DATASET RECORDS:
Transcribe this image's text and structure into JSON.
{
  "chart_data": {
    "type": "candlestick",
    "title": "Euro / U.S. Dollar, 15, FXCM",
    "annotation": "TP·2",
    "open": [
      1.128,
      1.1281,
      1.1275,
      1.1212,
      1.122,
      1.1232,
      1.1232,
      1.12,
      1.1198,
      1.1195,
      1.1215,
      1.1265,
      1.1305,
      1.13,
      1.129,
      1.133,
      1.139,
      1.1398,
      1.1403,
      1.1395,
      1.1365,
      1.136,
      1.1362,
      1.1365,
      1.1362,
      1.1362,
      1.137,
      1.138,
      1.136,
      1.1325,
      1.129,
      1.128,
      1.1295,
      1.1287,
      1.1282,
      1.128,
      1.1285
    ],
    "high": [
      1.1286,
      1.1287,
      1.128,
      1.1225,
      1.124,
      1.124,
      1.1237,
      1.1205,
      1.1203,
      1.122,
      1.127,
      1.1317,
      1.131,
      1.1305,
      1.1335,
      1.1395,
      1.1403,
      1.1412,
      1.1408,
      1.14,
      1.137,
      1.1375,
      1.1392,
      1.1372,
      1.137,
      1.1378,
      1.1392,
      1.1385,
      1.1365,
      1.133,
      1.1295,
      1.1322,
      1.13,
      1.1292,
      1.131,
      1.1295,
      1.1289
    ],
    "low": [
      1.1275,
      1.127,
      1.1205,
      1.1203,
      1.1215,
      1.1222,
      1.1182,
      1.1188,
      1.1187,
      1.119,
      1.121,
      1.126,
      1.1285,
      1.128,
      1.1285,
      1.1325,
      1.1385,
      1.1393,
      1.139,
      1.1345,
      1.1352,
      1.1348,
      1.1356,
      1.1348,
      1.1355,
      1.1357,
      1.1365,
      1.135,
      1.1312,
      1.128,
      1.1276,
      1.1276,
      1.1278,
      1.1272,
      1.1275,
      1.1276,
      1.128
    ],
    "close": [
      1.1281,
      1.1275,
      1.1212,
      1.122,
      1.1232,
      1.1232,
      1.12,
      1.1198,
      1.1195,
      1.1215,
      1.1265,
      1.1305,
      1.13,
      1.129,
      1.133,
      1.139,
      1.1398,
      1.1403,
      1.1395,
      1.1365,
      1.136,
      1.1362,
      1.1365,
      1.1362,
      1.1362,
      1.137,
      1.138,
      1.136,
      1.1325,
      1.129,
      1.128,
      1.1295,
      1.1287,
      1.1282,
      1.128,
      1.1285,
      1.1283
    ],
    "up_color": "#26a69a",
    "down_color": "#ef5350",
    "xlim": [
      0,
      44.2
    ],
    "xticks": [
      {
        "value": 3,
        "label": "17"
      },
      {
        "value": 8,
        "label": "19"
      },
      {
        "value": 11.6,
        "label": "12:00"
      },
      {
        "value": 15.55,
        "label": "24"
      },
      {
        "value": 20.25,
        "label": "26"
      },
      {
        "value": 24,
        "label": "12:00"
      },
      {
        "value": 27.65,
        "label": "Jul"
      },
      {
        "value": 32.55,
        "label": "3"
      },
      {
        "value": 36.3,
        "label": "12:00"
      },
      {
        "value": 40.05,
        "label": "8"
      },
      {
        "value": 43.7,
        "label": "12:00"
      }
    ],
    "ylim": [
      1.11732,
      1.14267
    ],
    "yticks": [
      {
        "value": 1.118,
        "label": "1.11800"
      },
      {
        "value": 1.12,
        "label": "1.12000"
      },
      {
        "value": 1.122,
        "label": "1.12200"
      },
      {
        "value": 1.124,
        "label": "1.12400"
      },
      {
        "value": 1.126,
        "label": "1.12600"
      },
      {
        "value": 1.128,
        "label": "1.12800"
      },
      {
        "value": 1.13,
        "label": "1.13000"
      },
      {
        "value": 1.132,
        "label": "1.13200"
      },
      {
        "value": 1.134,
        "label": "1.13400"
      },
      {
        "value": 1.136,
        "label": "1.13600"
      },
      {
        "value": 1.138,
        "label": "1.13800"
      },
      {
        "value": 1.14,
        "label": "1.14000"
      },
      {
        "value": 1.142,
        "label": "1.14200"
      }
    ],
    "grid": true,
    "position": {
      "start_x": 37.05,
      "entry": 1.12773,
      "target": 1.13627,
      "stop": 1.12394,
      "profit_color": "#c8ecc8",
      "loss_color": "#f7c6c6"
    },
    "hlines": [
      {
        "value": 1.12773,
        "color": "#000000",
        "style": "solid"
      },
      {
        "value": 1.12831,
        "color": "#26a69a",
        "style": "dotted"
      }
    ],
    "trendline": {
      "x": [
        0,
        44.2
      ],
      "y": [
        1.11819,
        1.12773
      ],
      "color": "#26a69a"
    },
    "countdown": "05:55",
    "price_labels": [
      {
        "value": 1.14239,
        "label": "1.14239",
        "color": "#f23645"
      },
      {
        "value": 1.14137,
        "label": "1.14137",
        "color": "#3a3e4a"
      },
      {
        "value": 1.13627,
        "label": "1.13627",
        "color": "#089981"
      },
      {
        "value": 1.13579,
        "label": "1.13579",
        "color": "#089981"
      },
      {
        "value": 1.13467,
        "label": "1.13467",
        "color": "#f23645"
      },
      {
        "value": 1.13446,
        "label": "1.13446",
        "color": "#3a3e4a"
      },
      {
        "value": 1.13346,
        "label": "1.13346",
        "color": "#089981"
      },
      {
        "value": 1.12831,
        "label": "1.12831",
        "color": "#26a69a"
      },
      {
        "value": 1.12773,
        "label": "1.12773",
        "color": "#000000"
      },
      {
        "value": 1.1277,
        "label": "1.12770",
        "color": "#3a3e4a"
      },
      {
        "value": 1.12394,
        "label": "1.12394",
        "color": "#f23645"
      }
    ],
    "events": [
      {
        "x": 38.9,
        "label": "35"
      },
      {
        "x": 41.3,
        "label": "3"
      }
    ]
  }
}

EXERCISE DETAILS: Extract the full listing above without alteration.

TASK RESPONSE:
Transcribe this image's text and structure into JSON.
{
  "chart_data": {
    "type": "candlestick",
    "title": "Euro / U.S. Dollar, 15, FXCM",
    "annotation": "TP·2",
    "open": [
      1.128,
      1.1281,
      1.1275,
      1.1212,
      1.122,
      1.1232,
      1.1232,
      1.12,
      1.1198,
      1.1195,
      1.1215,
      1.1265,
      1.1305,
      1.13,
      1.129,
      1.133,
      1.139,
      1.1398,
      1.1403,
      1.1395,
      1.1365,
      1.136,
      1.1362,
      1.1365,
      1.1362,
      1.1362,
      1.137,
      1.138,
      1.136,
      1.1325,
      1.129,
      1.128,
      1.1295,
      1.1287,
      1.1282,
      1.128,
      1.1285
    ],
    "high": [
      1.1286,
      1.1287,
      1.128,
      1.1225,
      1.124,
      1.124,
      1.1237,
      1.1205,
      1.1203,
      1.122,
      1.127,
      1.1317,
      1.131,
      1.1305,
      1.1335,
      1.1395,
      1.1403,
      1.1412,
      1.1408,
      1.14,
      1.137,
      1.1375,
      1.1392,
      1.1372,
      1.137,
      1.1378,
      1.1392,
      1.1385,
      1.1365,
      1.133,
      1.1295,
      1.1322,
      1.13,
      1.1292,
      1.131,
      1.1295,
      1.1289
    ],
    "low": [
      1.1275,
      1.127,
      1.1205,
      1.1203,
      1.1215,
      1.1222,
      1.1182,
      1.1188,
      1.1187,
      1.119,
      1.121,
      1.126,
      1.1285,
      1.128,
      1.1285,
      1.1325,
      1.1385,
      1.1393,
      1.139,
      1.1345,
      1.1352,
      1.1348,
      1.1356,
      1.1348,
      1.1355,
      1.1357,
      1.1365,
      1.135,
      1.1312,
      1.128,
      1.1276,
      1.1276,
      1.1278,
      1.1272,
      1.1275,
      1.1276,
      1.128
    ],
    "close": [
      1.1281,
      1.1275,
      1.1212,
      1.122,
      1.1232,
      1.1232,
      1.12,
      1.1198,
      1.1195,
      1.1215,
      1.1265,
      1.1305,
      1.13,
      1.129,
      1.133,
      1.139,
      1.1398,
      1.1403,
      1.1395,
      1.1365,
      1.136,
      1.1362,
      1.1365,
      1.1362,
      1.1362,
      1.137,
      1.138,
      1.136,
      1.1325,
      1.129,
      1.128,
      1.1295,
      1.1287,
      1.1282,
      1.128,
      1.1285,
      1.1283
    ],
    "up_color": "#26a69a",
    "down_color": "#ef5350",
    "xlim": [
      0,
      44.2
    ],
    "xticks": [
      {
        "value": 3,
        "label": "17"
      },
      {
        "value": 8,
        "label": "19"
      },
      {
        "value": 11.6,
        "label": "12:00"
      },
      {
        "value": 15.55,
        "label": "24"
      },
      {
        "value": 20.25,
        "label": "26"
      },
      {
        "value": 24,
        "label": "12:00"
      },
      {
        "value": 27.65,
        "label": "Jul"
      },
      {
        "value": 32.55,
        "label": "3"
      },
      {
        "value": 36.3,
        "label": "12:00"
      },
      {
        "value": 40.05,
        "label": "8"
      },
      {
        "value": 43.7,
        "label": "12:00"
      }
    ],
    "ylim": [
      1.11732,
      1.14267
    ],
    "yticks": [
      {
        "value": 1.118,
        "label": "1.11800"
      },
      {
        "value": 1.12,
        "label": "1.12000"
      },
      {
        "value": 1.122,
        "label": "1.12200"
      },
      {
        "value": 1.124,
        "label": "1.12400"
      },
      {
        "value": 1.126,
        "label": "1.12600"
      },
      {
        "value": 1.128,
        "label": "1.12800"
      },
      {
        "value": 1.13,
        "label": "1.13000"
      },
      {
        "value": 1.132,
        "label": "1.13200"
      },
      {
        "value": 1.134,
        "label": "1.13400"
      },
      {
        "value": 1.136,
        "label": "1.13600"
      },
      {
        "value": 1.138,
        "label": "1.13800"
      },
      {
        "value": 1.14,
        "label": "1.14000"
      },
      {
        "value": 1.142,
        "label": "1.14200"
      }
    ],
    "grid": true,
    "position": {
      "start_x": 37.05,
      "entry": 1.12773,
      "target": 1.13627,
      "stop": 1.12394,
      "profit_color": "#c8ecc8",
      "loss_color": "#f7c6c6"
    },
    "hlines": [
      {
        "value": 1.12773,
        "color": "#000000",
        "style": "solid"
      },
      {
        "value": 1.12831,
        "color": "#26a69a",
        "style": "dotted"
      }
    ],
    "trendline": {
      "x": [
        0,
        44.2
      ],
      "y": [
        1.11819,
        1.12773
      ],
      "color": "#26a69a"
    },
    "countdown": "05:55",
    "price_labels": [
      {
        "value": 1.14239,
        "label": "1.14239",
        "color": "#f23645"
      },
      {
        "value": 1.14137,
        "label": "1.14137",
        "color": "#3a3e4a"
      },
      {
        "value": 1.13627,
        "label": "1.13627",
        "color": "#089981"
      },
      {
        "value": 1.13579,
        "label": "1.13579",
        "color": "#089981"
      },
      {
        "value": 1.13467,
        "label": "1.13467",
        "color": "#f23645"
      },
      {
        "value": 1.13446,
        "label": "1.13446",
        "color": "#3a3e4a"
      },
      {
        "value": 1.13346,
        "label": "1.13346",
        "color": "#089981"
      },
      {
        "value": 1.12831,
        "label": "1.12831",
        "color": "#26a69a"
      },
      {
        "value": 1.12773,
        "label": "1.12773",
        "color": "#000000"
      },
      {
        "value": 1.1277,
        "label": "1.12770",
        "color": "#3a3e4a"
      },
      {
        "value": 1.12394,
        "label": "1.12394",
        "color": "#f23645"
      }
    ],
    "events": [
      {
        "x": 38.9,
        "label": "35"
      },
      {
        "x": 41.3,
        "label": "3"
      }
    ]
  }
}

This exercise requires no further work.